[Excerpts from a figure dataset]
════════════════

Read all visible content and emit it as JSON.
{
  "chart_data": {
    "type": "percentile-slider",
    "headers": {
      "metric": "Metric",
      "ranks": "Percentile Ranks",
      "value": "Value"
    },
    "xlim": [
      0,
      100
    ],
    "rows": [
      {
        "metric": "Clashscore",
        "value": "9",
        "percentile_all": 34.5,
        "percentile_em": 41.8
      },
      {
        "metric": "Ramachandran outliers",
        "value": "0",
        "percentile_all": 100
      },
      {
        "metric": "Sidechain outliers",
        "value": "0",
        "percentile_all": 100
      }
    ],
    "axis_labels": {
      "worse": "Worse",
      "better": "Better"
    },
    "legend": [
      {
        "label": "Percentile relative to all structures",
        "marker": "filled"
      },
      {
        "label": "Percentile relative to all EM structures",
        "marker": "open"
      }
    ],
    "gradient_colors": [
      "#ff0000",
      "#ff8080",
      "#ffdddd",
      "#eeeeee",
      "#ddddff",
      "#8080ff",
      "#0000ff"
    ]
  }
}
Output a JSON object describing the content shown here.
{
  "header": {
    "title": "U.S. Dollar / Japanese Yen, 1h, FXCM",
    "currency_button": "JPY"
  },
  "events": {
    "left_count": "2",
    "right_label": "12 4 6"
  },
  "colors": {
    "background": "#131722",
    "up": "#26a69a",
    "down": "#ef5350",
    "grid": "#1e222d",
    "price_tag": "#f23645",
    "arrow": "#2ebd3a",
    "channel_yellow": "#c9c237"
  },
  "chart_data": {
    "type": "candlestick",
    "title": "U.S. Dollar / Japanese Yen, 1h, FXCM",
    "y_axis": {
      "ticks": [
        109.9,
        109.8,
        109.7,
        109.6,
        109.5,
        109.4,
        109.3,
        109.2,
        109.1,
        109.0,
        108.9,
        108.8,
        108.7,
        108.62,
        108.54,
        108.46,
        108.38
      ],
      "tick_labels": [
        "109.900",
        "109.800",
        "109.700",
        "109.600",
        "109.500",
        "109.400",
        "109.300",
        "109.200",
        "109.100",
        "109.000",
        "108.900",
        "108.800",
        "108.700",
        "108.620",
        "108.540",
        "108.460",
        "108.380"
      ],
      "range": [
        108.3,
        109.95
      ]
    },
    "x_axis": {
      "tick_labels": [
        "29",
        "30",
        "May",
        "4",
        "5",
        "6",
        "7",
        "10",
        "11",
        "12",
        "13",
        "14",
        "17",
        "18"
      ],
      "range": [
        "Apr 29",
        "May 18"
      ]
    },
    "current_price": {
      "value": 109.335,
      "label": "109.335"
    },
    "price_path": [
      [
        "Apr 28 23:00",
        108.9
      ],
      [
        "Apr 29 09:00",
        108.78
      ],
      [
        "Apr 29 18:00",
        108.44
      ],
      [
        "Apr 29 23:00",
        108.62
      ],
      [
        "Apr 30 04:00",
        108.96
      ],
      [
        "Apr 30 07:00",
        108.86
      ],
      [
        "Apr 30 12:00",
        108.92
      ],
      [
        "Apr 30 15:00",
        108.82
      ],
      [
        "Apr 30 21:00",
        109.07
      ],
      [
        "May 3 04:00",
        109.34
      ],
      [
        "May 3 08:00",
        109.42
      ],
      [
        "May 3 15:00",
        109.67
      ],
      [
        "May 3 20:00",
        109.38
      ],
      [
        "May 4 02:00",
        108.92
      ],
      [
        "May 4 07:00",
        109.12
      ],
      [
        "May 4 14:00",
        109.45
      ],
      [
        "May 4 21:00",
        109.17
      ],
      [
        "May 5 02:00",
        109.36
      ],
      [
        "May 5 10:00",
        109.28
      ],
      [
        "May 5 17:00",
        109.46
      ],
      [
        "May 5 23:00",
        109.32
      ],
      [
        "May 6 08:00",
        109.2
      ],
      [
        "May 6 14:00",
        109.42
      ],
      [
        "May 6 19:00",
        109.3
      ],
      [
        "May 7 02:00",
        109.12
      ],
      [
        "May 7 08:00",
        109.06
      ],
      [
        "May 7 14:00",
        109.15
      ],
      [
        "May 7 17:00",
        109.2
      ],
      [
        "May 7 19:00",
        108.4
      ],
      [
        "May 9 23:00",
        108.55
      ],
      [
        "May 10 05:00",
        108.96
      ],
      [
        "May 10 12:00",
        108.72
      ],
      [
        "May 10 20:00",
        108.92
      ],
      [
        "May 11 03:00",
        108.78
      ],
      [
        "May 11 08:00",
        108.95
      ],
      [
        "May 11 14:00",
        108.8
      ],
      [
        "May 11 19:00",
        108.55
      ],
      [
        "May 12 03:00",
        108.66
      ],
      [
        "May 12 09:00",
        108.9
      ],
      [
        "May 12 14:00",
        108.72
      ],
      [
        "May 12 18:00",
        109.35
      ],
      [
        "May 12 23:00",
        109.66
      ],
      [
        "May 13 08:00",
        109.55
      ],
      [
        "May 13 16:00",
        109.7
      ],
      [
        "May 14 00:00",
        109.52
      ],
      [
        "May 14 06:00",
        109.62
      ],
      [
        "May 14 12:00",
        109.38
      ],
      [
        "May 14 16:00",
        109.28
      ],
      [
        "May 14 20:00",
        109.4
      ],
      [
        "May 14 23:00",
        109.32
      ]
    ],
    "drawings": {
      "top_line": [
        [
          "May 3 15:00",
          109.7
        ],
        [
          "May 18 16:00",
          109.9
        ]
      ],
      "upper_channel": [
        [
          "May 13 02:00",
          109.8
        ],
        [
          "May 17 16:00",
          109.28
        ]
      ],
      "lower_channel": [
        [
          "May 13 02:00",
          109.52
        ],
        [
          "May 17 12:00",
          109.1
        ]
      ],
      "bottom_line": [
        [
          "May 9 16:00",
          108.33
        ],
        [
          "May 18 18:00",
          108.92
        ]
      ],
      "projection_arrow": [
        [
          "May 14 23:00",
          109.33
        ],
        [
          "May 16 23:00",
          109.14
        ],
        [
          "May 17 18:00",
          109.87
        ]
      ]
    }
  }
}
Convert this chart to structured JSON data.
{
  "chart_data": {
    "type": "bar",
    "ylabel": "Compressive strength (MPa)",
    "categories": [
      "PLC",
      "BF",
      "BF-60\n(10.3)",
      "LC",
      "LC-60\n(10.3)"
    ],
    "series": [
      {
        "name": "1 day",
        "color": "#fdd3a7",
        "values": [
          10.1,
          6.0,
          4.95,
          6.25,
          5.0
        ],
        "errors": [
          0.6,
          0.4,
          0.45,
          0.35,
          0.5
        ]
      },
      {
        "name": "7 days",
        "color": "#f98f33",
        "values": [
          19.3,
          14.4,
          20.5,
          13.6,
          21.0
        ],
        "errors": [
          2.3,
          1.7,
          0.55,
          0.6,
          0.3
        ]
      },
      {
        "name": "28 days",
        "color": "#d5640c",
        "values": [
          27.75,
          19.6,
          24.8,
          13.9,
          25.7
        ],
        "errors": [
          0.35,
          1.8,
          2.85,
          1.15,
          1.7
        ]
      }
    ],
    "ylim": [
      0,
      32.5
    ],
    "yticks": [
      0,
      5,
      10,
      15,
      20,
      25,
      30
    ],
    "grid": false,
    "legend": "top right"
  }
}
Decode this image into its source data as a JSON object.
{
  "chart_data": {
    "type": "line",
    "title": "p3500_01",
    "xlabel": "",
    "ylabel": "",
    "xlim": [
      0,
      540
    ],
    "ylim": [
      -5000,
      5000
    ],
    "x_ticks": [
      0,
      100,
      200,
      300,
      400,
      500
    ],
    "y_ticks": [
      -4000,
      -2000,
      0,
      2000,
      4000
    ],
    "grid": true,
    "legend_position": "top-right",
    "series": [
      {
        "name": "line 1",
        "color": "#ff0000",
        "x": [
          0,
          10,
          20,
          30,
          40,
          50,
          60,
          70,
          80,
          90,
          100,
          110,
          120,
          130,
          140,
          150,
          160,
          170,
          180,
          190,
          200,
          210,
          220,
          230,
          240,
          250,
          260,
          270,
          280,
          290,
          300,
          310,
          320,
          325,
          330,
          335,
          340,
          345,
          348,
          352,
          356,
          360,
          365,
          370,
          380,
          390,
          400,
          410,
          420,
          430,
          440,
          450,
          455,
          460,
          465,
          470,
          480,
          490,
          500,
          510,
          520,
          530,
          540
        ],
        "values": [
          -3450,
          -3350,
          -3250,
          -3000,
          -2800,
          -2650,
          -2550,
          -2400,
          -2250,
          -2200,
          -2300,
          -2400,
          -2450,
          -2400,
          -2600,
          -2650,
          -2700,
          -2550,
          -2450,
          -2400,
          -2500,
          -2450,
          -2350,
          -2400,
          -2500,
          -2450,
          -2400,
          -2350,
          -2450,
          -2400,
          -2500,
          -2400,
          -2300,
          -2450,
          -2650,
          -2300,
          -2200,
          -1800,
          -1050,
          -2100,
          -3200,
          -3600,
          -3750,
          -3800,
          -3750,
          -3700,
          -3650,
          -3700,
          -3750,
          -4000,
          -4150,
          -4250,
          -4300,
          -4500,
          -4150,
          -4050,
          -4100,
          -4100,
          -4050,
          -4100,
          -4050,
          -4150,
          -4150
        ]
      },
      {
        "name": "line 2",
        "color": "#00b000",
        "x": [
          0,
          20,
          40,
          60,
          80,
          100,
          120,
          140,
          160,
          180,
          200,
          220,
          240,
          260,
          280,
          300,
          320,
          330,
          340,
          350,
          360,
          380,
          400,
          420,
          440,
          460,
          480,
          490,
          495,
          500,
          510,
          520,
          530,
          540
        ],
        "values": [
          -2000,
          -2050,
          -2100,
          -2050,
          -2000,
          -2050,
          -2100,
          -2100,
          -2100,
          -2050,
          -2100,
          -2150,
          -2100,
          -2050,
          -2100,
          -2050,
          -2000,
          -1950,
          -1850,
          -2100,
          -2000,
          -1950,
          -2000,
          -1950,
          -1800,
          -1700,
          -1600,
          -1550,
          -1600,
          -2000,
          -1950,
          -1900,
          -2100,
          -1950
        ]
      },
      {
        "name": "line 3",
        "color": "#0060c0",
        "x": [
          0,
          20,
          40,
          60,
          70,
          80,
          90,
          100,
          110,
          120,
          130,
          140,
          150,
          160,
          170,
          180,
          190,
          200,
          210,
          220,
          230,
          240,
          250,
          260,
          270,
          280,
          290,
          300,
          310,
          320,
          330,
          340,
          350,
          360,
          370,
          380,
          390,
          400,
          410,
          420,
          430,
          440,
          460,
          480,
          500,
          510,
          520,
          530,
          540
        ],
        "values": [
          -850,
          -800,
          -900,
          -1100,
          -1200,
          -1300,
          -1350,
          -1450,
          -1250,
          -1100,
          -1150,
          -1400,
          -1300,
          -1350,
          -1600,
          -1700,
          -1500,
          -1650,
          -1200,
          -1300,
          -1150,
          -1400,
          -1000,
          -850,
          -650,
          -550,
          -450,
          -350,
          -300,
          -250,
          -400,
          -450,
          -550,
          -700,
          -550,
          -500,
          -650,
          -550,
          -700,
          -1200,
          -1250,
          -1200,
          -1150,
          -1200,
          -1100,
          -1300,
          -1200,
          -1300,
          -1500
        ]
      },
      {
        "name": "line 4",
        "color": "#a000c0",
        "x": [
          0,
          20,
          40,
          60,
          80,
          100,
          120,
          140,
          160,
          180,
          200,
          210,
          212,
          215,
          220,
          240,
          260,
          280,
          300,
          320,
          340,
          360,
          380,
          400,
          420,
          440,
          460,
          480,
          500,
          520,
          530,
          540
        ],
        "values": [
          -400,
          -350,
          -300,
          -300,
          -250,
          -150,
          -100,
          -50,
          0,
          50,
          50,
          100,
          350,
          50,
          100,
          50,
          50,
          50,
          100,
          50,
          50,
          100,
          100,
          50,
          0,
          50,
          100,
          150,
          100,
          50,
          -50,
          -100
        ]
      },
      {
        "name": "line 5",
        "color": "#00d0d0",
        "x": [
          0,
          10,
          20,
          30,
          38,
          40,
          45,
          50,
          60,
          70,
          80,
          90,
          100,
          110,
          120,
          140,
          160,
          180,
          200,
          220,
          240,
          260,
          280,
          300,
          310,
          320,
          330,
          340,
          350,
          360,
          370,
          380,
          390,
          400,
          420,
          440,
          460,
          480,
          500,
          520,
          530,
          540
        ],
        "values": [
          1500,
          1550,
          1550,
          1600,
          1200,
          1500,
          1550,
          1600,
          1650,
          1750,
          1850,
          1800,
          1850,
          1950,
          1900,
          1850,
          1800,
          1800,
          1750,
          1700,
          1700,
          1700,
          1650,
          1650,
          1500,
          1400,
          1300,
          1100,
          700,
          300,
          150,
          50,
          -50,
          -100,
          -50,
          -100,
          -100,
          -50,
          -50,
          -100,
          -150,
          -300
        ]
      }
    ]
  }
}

════════════════

▸ WRITTEN EXERCISE
Each line in the entries above that includes the string "type" should be extracted.

▸ PROBLEM SOLUTION
    "type": "percentile-slider",
    "type": "candlestick",
    "type": "bar",
    "type": "line",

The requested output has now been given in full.